§ **Task material**:
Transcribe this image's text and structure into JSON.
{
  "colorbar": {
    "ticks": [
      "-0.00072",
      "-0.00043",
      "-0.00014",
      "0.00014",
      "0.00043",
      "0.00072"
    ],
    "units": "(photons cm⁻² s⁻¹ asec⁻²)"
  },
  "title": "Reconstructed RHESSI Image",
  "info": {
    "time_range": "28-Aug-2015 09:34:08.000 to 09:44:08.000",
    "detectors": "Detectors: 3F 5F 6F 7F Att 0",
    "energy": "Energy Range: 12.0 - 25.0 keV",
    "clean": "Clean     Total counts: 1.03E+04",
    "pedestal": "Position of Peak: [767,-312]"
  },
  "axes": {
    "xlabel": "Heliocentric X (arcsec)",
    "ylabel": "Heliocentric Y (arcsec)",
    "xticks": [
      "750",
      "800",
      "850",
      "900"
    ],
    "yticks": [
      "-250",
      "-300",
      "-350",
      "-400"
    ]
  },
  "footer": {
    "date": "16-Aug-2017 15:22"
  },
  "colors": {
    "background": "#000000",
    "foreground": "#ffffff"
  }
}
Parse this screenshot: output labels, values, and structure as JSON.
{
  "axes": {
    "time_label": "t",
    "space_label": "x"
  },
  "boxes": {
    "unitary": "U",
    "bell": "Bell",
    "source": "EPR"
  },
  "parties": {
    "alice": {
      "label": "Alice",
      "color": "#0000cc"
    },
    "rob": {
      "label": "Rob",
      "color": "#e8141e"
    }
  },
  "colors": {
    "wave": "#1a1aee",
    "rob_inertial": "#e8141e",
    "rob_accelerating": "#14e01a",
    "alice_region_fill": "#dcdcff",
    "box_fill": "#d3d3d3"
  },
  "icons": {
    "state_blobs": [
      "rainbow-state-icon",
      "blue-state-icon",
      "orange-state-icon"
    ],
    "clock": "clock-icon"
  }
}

--

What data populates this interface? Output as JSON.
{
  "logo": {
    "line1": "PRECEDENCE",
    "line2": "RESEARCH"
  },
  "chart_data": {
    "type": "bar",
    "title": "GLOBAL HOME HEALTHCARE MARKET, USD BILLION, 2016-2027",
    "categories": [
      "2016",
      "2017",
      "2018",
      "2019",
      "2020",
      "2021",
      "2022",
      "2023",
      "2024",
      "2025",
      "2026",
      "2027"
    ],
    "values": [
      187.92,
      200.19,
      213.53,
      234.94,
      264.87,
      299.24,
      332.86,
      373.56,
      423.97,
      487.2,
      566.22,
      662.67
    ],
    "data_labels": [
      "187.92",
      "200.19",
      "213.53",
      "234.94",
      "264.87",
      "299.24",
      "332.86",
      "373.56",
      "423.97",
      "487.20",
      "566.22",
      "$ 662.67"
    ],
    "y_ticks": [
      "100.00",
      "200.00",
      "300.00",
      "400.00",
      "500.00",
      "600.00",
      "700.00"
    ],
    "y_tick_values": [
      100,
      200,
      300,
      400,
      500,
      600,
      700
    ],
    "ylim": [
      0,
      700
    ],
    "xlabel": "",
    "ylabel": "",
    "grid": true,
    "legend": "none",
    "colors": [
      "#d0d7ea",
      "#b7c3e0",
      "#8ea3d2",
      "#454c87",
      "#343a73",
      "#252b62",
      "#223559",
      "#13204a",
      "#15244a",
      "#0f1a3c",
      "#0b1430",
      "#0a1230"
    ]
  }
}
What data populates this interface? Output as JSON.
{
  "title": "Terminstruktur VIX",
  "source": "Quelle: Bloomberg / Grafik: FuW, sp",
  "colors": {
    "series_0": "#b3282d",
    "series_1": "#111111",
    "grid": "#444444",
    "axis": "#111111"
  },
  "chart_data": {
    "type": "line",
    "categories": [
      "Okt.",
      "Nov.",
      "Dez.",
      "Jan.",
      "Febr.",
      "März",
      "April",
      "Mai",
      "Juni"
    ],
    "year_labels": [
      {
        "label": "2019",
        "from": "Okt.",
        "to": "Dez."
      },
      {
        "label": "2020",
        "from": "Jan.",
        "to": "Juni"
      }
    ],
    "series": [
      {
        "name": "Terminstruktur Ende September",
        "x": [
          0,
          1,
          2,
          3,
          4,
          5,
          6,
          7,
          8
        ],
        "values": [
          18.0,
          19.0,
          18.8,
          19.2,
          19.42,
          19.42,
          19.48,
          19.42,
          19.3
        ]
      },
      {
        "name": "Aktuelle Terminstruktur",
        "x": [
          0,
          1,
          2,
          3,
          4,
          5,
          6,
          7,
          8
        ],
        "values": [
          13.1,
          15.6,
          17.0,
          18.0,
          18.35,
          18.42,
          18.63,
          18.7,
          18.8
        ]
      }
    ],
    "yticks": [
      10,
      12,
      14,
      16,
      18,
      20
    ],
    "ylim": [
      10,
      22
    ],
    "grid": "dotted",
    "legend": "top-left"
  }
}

§ **The task**: Show the lines of the data that hold the word "title".

§ **Task answer**:
  "title": "Reconstructed RHESSI Image",
    "title": "GLOBAL HOME HEALTHCARE MARKET, USD BILLION, 2016-2027",
  "title": "Terminstruktur VIX",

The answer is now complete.